[Start of DOCUMENT EXTRACT]

Skip to contents

This function computes summary statistics for data pulled with get_data()

Usage

preview_sample(
  data,
  group_by,
  var,
  stats,
  ntee = NULL,
  ntee.group = NULL,
  ntee.code = NULL,
  ntee.orgtype = NULL,
  geo.state = NULL,
  geo.city = NULL,
  geo.region = NULL,
  geo.county = NULL
)

Arguments

data

data.frame or data.table. In-memory dataset to summarize

group_by

character vector. Vector of columns for dplyr::group_by()

var

character scalar. Column to calculate summary statistics with

stats

character vector. Vector of summary statistics to compute with dplyr::summarise(). Available options are count, min, max, median and mean

ntee

character vector. Vector of user inputs. The user inputs are progressively filtered until group, code and orgtypes are sorted into separate vectors.

ntee.group

character vector. Specific Industry Group codes submitted by user

ntee.code

character vector. Specific level 2-4 codes (Industry, Division, Subdivision) submitted by user.

ntee.orgtype

character vector. Specific level 5 codes (Organization Type) submitted by user.

geo.state

character vector. Filter query by state abbreviations e.g. "NY", "CA". Default == NULL includes all states.

geo.city

character vector. City names for filtering e.g. "Chicago", "montgomery". Case insensitive

geo.region

character vector. Regions for filtering e.g. "South", "Midwest" based on census region classifications.

geo.county

character vector. County names for filtering e.g. "cullman", "dale". Case insensitive.

Value

dataframe with summary statistics computed for each group

Examples

if (FALSE) {
core <- get_data(dsname = "core",
                 time = "2005")
preview_sample(data = core,
               group_by = c("NTEECC", "STATE"),
               var = c("TOTREV"),
               stats = c("count", "mean", "max"))
}

[End of DOCUMENT EXTRACT]
[Start of DATASET ENTRIES]

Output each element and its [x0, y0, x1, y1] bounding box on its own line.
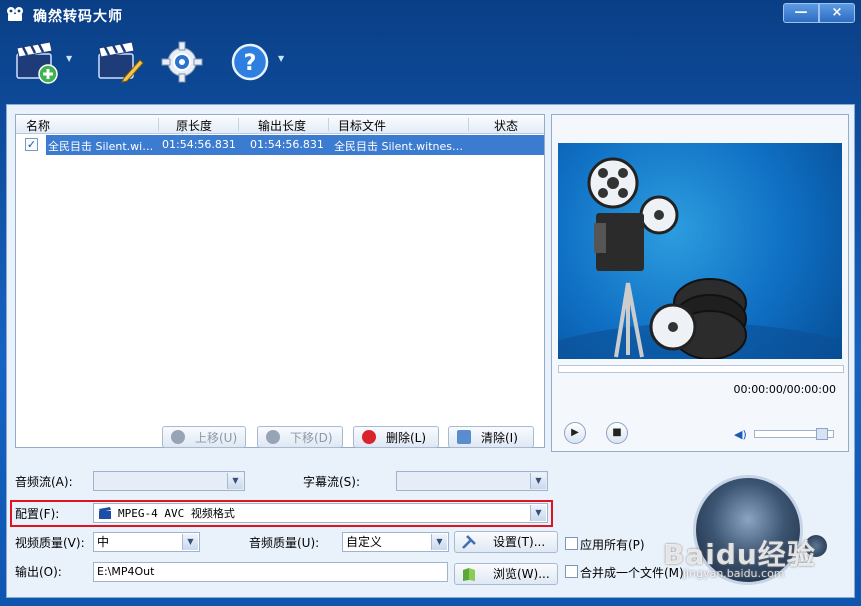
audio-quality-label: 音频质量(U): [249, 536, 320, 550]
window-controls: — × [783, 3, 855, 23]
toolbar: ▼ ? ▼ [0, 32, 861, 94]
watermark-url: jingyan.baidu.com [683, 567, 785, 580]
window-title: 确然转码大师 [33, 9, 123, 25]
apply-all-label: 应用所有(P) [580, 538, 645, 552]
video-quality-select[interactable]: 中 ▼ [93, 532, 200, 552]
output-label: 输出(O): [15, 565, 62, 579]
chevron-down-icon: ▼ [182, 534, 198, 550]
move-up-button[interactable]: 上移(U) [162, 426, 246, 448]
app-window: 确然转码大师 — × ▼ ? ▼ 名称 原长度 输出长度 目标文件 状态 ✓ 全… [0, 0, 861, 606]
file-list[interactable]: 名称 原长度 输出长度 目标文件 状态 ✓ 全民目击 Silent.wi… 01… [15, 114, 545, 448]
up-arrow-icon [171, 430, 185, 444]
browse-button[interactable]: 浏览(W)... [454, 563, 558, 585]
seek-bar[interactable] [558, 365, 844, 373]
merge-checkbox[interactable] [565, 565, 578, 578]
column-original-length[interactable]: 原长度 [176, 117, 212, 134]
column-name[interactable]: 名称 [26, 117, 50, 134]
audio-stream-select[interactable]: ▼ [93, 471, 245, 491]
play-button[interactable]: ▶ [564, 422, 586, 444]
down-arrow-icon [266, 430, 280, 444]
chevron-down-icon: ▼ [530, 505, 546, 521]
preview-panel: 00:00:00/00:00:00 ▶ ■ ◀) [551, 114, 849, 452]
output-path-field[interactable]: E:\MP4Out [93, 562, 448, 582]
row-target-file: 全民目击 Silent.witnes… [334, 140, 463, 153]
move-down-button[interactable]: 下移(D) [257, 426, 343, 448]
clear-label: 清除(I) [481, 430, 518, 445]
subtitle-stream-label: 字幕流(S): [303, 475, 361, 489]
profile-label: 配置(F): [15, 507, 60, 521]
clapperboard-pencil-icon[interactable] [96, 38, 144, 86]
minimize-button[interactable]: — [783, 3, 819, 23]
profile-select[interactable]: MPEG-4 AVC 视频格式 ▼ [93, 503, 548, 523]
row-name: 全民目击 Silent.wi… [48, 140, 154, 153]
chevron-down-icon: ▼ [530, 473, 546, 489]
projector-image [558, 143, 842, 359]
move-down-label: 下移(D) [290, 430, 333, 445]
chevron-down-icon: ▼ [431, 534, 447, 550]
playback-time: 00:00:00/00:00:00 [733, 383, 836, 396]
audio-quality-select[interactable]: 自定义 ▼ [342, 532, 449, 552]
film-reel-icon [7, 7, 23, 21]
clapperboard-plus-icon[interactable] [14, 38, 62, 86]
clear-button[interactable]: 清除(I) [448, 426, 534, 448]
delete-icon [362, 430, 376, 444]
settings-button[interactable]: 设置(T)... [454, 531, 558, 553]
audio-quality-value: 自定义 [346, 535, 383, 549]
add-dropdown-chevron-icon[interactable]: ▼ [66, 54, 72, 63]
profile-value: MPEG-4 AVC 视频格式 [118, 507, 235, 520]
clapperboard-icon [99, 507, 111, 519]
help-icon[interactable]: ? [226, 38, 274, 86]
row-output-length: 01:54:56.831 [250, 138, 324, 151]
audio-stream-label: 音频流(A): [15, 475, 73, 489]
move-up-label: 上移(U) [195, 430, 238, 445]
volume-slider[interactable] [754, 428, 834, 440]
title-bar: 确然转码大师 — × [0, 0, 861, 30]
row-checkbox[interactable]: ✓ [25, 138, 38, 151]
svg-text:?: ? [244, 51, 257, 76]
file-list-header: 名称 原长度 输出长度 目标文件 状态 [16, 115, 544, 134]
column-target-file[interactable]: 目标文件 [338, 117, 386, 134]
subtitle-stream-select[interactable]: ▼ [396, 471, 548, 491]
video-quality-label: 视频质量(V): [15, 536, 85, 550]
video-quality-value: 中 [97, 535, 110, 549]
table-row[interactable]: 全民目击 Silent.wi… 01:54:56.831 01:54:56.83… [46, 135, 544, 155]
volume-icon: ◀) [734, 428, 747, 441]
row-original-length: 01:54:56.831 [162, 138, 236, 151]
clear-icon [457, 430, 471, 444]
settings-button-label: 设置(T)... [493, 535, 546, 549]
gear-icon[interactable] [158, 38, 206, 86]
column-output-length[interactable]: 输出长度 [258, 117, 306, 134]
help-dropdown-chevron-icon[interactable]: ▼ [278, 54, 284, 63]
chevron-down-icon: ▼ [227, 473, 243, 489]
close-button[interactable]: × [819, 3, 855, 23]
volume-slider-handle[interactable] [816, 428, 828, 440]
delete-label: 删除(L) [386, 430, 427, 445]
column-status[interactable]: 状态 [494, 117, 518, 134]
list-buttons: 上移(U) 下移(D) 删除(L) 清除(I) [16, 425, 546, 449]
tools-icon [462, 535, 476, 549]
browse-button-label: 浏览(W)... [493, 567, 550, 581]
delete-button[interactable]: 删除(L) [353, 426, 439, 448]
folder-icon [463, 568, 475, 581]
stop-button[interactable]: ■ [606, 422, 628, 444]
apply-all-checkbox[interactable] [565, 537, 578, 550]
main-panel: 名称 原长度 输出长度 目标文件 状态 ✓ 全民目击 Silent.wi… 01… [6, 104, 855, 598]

[End of DATASET ENTRIES]
[Start of DATASET ENTRIES]

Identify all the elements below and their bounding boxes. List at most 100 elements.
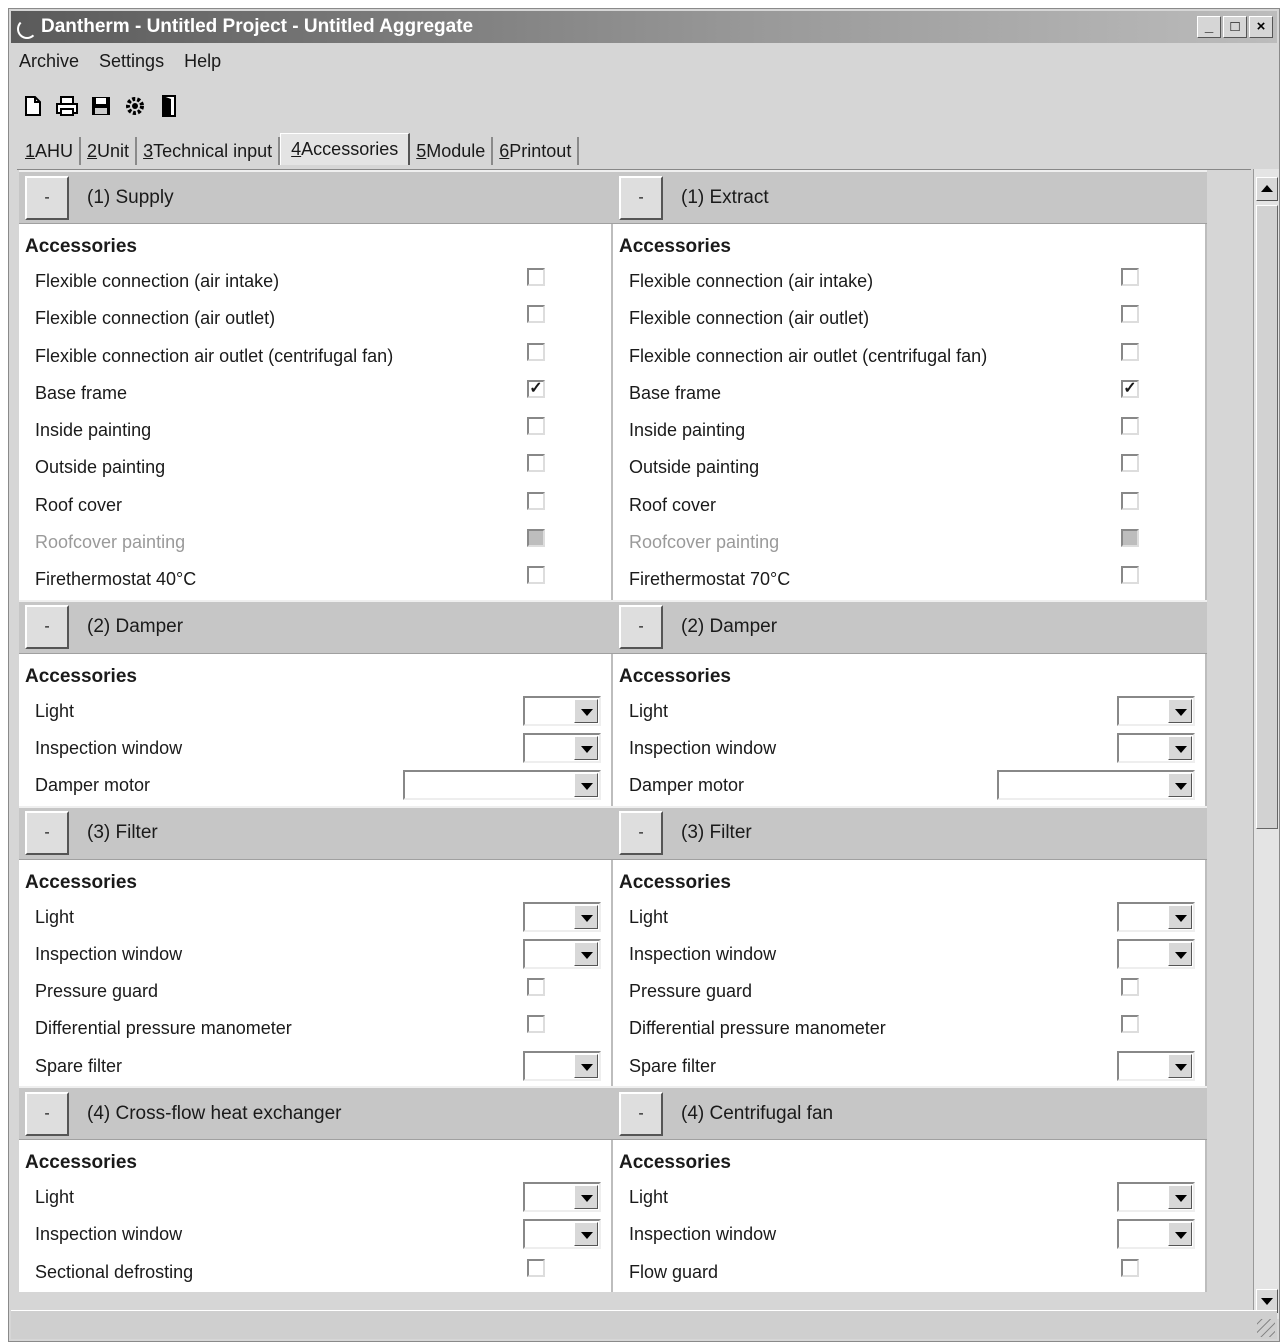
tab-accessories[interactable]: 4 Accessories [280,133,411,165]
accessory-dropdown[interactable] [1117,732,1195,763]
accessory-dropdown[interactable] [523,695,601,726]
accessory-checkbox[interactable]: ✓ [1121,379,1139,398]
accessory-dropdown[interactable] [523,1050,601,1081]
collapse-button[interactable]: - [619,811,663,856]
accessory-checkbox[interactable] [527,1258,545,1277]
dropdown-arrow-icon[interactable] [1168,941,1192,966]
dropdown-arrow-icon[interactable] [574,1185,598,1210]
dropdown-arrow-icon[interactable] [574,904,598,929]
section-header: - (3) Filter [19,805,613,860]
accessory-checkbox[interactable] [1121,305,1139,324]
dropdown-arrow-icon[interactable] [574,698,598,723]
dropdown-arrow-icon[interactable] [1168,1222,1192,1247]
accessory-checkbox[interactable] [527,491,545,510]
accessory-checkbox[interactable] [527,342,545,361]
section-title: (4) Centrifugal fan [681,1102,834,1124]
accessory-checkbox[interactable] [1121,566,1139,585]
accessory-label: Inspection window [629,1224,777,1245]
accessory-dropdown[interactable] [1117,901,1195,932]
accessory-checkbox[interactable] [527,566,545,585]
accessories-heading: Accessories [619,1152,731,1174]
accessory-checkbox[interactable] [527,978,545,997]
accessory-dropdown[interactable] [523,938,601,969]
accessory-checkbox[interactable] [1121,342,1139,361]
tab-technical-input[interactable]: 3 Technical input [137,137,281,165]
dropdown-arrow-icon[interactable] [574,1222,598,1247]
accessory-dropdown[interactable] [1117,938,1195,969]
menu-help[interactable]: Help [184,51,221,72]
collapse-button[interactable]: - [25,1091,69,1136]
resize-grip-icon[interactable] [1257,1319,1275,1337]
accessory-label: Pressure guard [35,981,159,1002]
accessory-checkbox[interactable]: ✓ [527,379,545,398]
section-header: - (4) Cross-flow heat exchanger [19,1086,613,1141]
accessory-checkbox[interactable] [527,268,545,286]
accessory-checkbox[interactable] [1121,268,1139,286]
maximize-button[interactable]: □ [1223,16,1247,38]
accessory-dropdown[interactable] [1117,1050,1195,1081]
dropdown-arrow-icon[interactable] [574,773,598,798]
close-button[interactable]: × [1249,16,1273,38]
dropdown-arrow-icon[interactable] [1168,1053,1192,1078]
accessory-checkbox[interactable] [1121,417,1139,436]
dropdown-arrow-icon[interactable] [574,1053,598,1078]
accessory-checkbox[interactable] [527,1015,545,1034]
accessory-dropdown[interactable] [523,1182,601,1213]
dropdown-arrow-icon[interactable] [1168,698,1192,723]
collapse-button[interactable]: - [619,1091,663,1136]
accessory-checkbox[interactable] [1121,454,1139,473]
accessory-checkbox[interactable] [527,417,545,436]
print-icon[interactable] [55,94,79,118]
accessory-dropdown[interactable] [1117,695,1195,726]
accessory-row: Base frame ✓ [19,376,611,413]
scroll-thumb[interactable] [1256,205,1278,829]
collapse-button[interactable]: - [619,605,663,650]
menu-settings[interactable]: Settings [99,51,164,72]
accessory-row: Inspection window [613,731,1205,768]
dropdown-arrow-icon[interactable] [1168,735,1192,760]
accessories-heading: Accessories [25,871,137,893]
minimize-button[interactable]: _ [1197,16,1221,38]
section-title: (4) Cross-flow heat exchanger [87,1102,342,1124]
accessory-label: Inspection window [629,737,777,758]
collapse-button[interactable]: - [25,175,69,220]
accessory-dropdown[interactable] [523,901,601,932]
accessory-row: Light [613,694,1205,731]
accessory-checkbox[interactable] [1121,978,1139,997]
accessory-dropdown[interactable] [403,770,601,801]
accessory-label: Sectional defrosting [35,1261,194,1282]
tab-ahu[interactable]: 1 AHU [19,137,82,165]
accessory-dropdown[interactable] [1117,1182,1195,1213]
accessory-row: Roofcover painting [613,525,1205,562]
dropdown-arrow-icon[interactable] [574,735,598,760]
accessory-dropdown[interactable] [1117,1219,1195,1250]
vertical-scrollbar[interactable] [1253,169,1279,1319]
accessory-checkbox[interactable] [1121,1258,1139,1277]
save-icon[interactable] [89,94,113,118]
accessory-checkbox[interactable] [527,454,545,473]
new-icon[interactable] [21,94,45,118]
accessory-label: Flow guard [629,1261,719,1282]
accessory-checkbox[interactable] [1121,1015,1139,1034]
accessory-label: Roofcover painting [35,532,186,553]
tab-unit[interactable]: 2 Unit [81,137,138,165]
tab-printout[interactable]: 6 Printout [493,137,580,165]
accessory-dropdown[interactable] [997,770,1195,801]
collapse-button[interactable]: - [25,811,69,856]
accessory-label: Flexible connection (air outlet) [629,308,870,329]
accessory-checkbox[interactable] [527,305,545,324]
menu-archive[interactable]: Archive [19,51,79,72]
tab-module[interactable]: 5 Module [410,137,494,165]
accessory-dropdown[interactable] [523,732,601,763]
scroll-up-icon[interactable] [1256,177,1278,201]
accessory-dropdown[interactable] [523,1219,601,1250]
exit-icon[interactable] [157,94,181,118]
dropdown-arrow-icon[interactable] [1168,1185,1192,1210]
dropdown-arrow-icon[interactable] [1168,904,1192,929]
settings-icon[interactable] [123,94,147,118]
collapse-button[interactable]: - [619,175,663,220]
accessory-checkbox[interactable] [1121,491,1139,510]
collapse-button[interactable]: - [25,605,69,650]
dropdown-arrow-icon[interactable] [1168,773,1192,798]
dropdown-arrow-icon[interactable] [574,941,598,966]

[End of DATASET ENTRIES]

▶ [JOB] Reproduce verbatim the passage of the preview_sample() documentation above, starting at "character vector. Vector of user" and ending at "Type) submitted by user.".

▶ [FULL SOLUTION]
character vector. Vector of user inputs. The user inputs are progressively filtered until group, code and orgtypes are sorted into separate vectors.

ntee.group

character vector. Specific Industry Group codes submitted by user

ntee.code

character vector. Specific level 2-4 codes (Industry, Division, Subdivision) submitted by user.

ntee.orgtype

character vector. Specific level 5 codes (Organization Type) submitted by user.